── Extract provided

# Question on using the interest rate on a loan as the hurdle rate for a net present value calculation

I'm reading a real estate investing book that provided the following example.

1. You finance a property for \$100,000 using a HELOC with a 5% interest rate.
2. The property generates \$2,000 in cash flow each year for four years.
3. You sell in the fifth year for \$130,000.

To analyze this deal, the authors computed the net present value of the deal using a 5% discount rate (Equal to the interest rate on the loan.). They said you would do this to determine whether you can "...cover the cost of debt." This doesn't make sense to me. It seems to me that as long as you make a profit overall then you are covering your cost of debt.

Calculating net present value makes total sense to me when the discount rate represents the amount you expect to make in alternative investments, but it doesn't make sense to me when it's based off of the interest rate of a loan.

Am I missing something here? How is it that a discount rate could be used to determine whether you are going to break even on a financed deal?

UPDATE 10/11/2023

Since some people are asking for more context about how this problem appeared in the book, I am copy/pasting the exact text below.

...in the investing and finance world, we’re often dealing with projects that are financed through debt. When financing a deal, the question often isn’t “Do the returns on this investment beat out the returns on an alternative investment?” Instead, the question is often “Are the returns on this investment enough to surpass our cost of debt?”

────

*Objective A*
Answer from the net present value question:
(i) What interest rate does the HELOC carry in the book's example?
(ii) For how many years does the property produce $2,000 in yearly cash flow?
(iii) In the quoted book passage, what question is often asked instead when financing a deal?
*Objective B*
Carry the net present value question forward from its final sentence.

── Information supplied

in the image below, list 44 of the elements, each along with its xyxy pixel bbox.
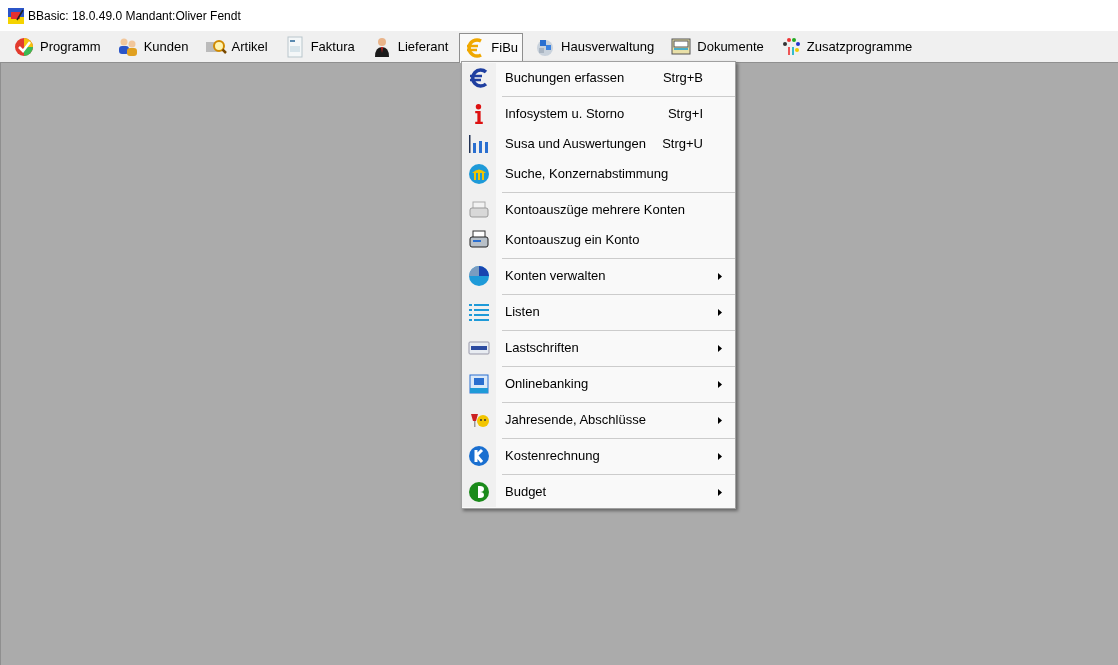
window-title: BBasic: 18.0.49.0 Mandant:Oliver Fendt [28, 7, 241, 25]
menu-item[interactable]: Kostenrechnung [462, 435, 735, 471]
menu-item[interactable]: Susa und Auswertungen Strg+U [462, 129, 735, 159]
printer-icon [468, 229, 490, 251]
menu-item[interactable]: Jahresende, Abschlüsse [462, 399, 735, 435]
menu-bar-item[interactable]: Zusatzprogramme [774, 31, 918, 62]
info-icon [475, 104, 483, 124]
menu-bar-item[interactable]: Faktura [278, 31, 360, 62]
euro-icon [468, 67, 490, 89]
menu-item[interactable]: Budget [462, 471, 735, 507]
list-icon [468, 301, 490, 323]
menu-bar-item[interactable]: FiBu [459, 32, 524, 63]
menu-bar-item[interactable]: Hausverwaltung [529, 31, 660, 62]
menu-bar-item[interactable]: Programm [8, 31, 106, 62]
pillars-icon [468, 163, 490, 185]
printer-icon [468, 199, 490, 221]
menu-bar-item[interactable]: Kunden [111, 31, 194, 62]
menu-bar-item[interactable]: Artikel [199, 31, 273, 62]
menu-item[interactable]: Onlinebanking [462, 363, 735, 399]
tray-icon [670, 35, 693, 58]
bank-card-icon [468, 373, 490, 395]
submenu-arrow-icon [718, 380, 722, 388]
app-icon [8, 7, 24, 24]
menu-bar-item[interactable]: Dokumente [665, 31, 769, 62]
menu-item[interactable]: Lastschriften [462, 327, 735, 363]
submenu-arrow-icon [718, 344, 722, 352]
pie-chart-icon [468, 265, 490, 287]
submenu-arrow-icon [718, 416, 722, 424]
circle-b-icon [468, 481, 490, 503]
menu-item[interactable]: Kontoauszug ein Konto [462, 225, 735, 255]
submenu-arrow-icon [718, 272, 722, 280]
submenu-arrow-icon [718, 452, 722, 460]
menu-item[interactable]: Kontoauszüge mehrere Konten [462, 189, 735, 225]
menu-item[interactable]: Suche, Konzernabstimmung [462, 159, 735, 189]
menu-item[interactable]: Listen [462, 291, 735, 327]
menu-item[interactable]: Konten verwalten [462, 255, 735, 291]
menu-bar-item[interactable]: Lieferant [365, 31, 454, 62]
bar-chart-icon [468, 133, 490, 155]
menu-item[interactable]: Buchungen erfassen Strg+B [462, 63, 735, 93]
multicolor-circle-icon [13, 35, 35, 58]
menu-item[interactable]: Infosystem u. Storno Strg+I [462, 93, 735, 129]
submenu-arrow-icon [718, 308, 722, 316]
submenu-arrow-icon [718, 488, 722, 496]
circle-k-icon [468, 445, 490, 467]
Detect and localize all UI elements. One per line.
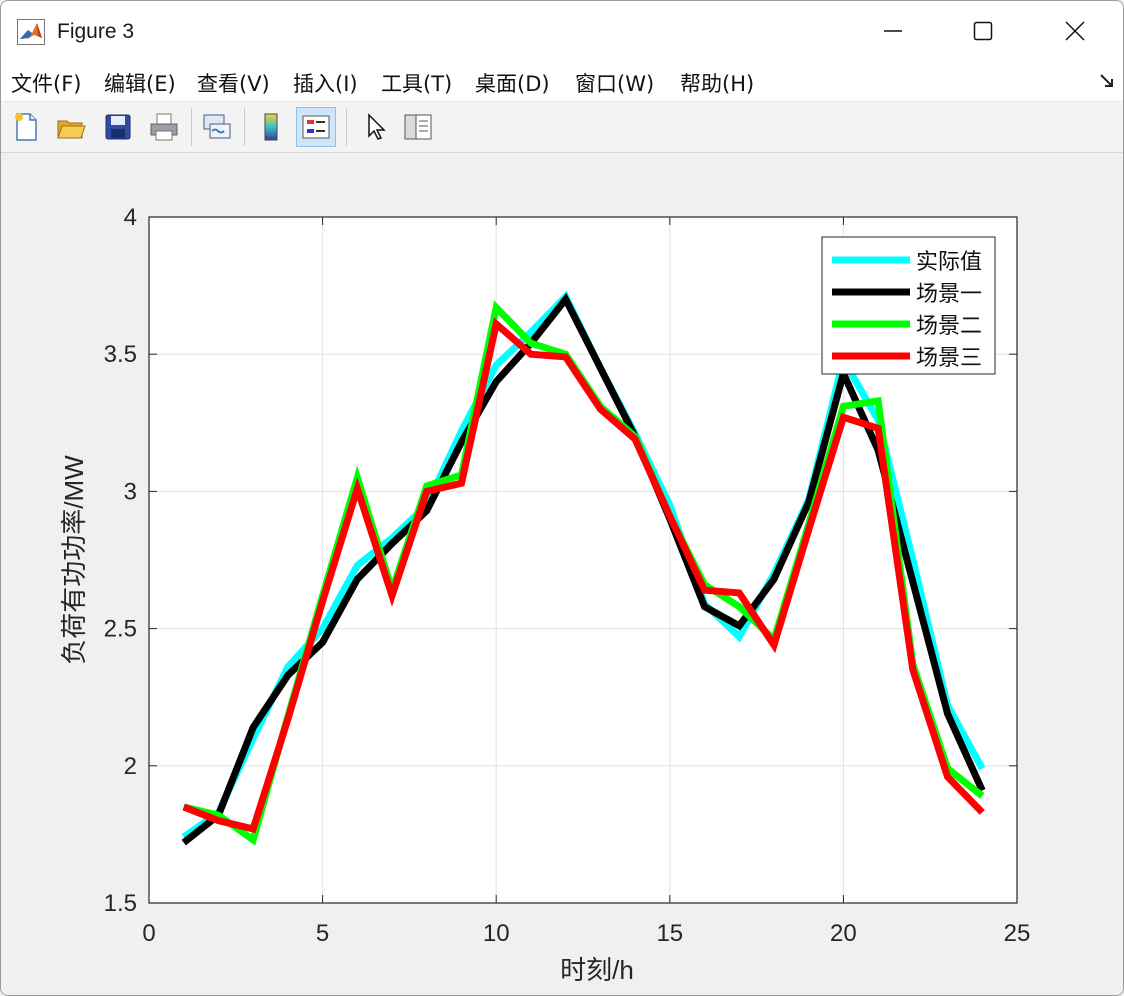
colorbar-icon	[264, 113, 278, 141]
open-file-icon	[57, 120, 86, 139]
y-tick-label: 2.5	[104, 616, 137, 643]
maximize-icon	[973, 21, 993, 41]
close-icon	[1065, 21, 1085, 41]
menu-help[interactable]: 帮助(H)	[680, 68, 754, 98]
legend-icon	[302, 115, 330, 139]
legend-label: 场景一	[916, 281, 982, 306]
save-icon	[105, 114, 131, 140]
x-tick-label: 20	[830, 920, 857, 947]
save-button[interactable]	[98, 107, 138, 147]
menu-view[interactable]: 查看(V)	[197, 68, 270, 98]
new-figure-icon	[15, 113, 37, 141]
property-inspector-icon	[404, 114, 432, 140]
edit-plot-arrow-icon	[368, 113, 386, 140]
matlab-logo-icon	[17, 19, 45, 45]
title-bar: Figure 3	[1, 1, 1123, 61]
close-button[interactable]	[1029, 1, 1121, 61]
menu-tools[interactable]: 工具(T)	[381, 68, 452, 98]
edit-plot-button[interactable]	[355, 107, 395, 147]
toolbar-separator	[346, 108, 347, 146]
print-icon	[150, 113, 178, 141]
open-file-button[interactable]	[51, 107, 91, 147]
x-tick-label: 10	[483, 920, 510, 947]
legend-label: 场景三	[916, 345, 982, 370]
link-plot-icon	[203, 114, 231, 139]
y-axis-label: 负荷有功功率/MW	[59, 455, 89, 665]
minimize-button[interactable]	[847, 1, 939, 61]
minimize-icon	[884, 30, 902, 32]
menu-bar: 文件(F) 编辑(E) 查看(V) 插入(I) 工具(T) 桌面(D) 窗口(W…	[1, 61, 1123, 102]
x-tick-label: 5	[316, 920, 329, 947]
new-figure-button[interactable]	[6, 107, 46, 147]
colorbar-button[interactable]	[251, 107, 291, 147]
menu-window[interactable]: 窗口(W)	[575, 68, 654, 98]
y-tick-label: 3.5	[104, 341, 137, 368]
toolbar-separator	[191, 108, 192, 146]
maximize-button[interactable]	[937, 1, 1029, 61]
toolbar	[1, 102, 1123, 153]
line-chart[interactable]: 0 5 10 15 20 25 1.5 2 2.5 3 3.5 4 时刻/h 负荷有功功率/MW 实际值场景…	[1, 153, 1123, 995]
toolbar-separator	[244, 108, 245, 146]
figure-window: Figure 3 文件(F) 编辑(E) 查看(V) 插入(I) 工具(T) 桌…	[0, 0, 1124, 996]
x-tick-label: 25	[1004, 920, 1031, 947]
legend-label: 实际值	[916, 249, 982, 274]
legend-button[interactable]	[296, 107, 336, 147]
menu-edit[interactable]: 编辑(E)	[104, 68, 176, 98]
y-tick-label: 4	[124, 204, 137, 231]
link-plot-button[interactable]	[197, 107, 237, 147]
menu-desktop[interactable]: 桌面(D)	[475, 68, 550, 98]
figure-canvas: 0 5 10 15 20 25 1.5 2 2.5 3 3.5 4 时刻/h 负荷有功功率/MW 实际值场景…	[1, 153, 1123, 995]
menu-file[interactable]: 文件(F)	[11, 68, 81, 98]
y-tick-label: 2	[124, 753, 137, 780]
x-axis-label: 时刻/h	[560, 955, 634, 985]
x-tick-label: 15	[656, 920, 683, 947]
menu-insert[interactable]: 插入(I)	[293, 68, 358, 98]
y-tick-label: 3	[124, 478, 137, 505]
property-inspector-button[interactable]	[398, 107, 438, 147]
y-tick-label: 1.5	[104, 890, 137, 917]
print-button[interactable]	[144, 107, 184, 147]
window-title: Figure 3	[57, 20, 135, 43]
dock-arrow-icon[interactable]	[1099, 73, 1115, 89]
legend-label: 场景二	[916, 313, 982, 338]
x-tick-label: 0	[142, 920, 155, 947]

────

*Exercise result A*
(i) 5%
(ii) Four years
(iii) "Are the returns on this investment enough to surpass our cost of debt?"

*Exercise result B*
Let’s say that we have the opportunity to invest \$100,000 in a deal that would return \$2,000 per year for four years, and then \$130,000 in Year 5.

Further, let’s say that we didn’t currently have the cash to make this investment, but we knew that we could take out a home equity line of credit (HELOC) on our personal residence to acquire the \$100,000 to invest... The interest rate on the HELOC in this example would be 5 percent.

Does it make sense to borrow money against our personal residence at 5 percent interest for this investment? NPV can give us that answer:

Our NPV in this scenario is positive. In other words, we would make money—in today’s dollars—by borrowing \$100,000 at 5 percent interest for five years to do this deal. Specifically, the return on this deal would surpass our hurdle (discount rate) of 5 percent interest on the loan we took out to fund the deal.

• Are you sure the 5% number was related to the loan rate or is it possible that it was just a coincidence? I'm inclined to agree that doesn't make sense. Oct 10, 2023 at 17:11
• Could you give some details on exactly how the authors apply this to the scenario described? I'm not even sure exactly what this means. What number(s) are being discounted by 5%, for example. Oct 10, 2023 at 20:22
• @JimmyJames I edited my post to include more context. Oct 11, 2023 at 19:40

It seems to me that as long as you make a profit overall then you are covering your cost of debt.

That's true, and NPV tells you that if you use the cost of borrowing as the discount rate.

If you ignore discounting (i.e. set the discount factor to 0), the NPV will tell you the net difference between all income and expenses, if you include the interest portion of the loan payment as an "expense" (plus all of the other ancillary expenses that come with renting a property like taxes, maintenance, etc.). If the NPV (income - expenses) is positive, you made a profit overall.

By using a 5% discount rate, the cost of debt is accounted for automatically. You just need to include the income and expenses of the property, and the interest expense is accounted for through the discount rate.

If you use a higher discount rate than the cost of debt, that means that your debt is "cheaper" that it should be, and interest payments should be discounted at a different rate to account for that, which would increase the profitability of the project.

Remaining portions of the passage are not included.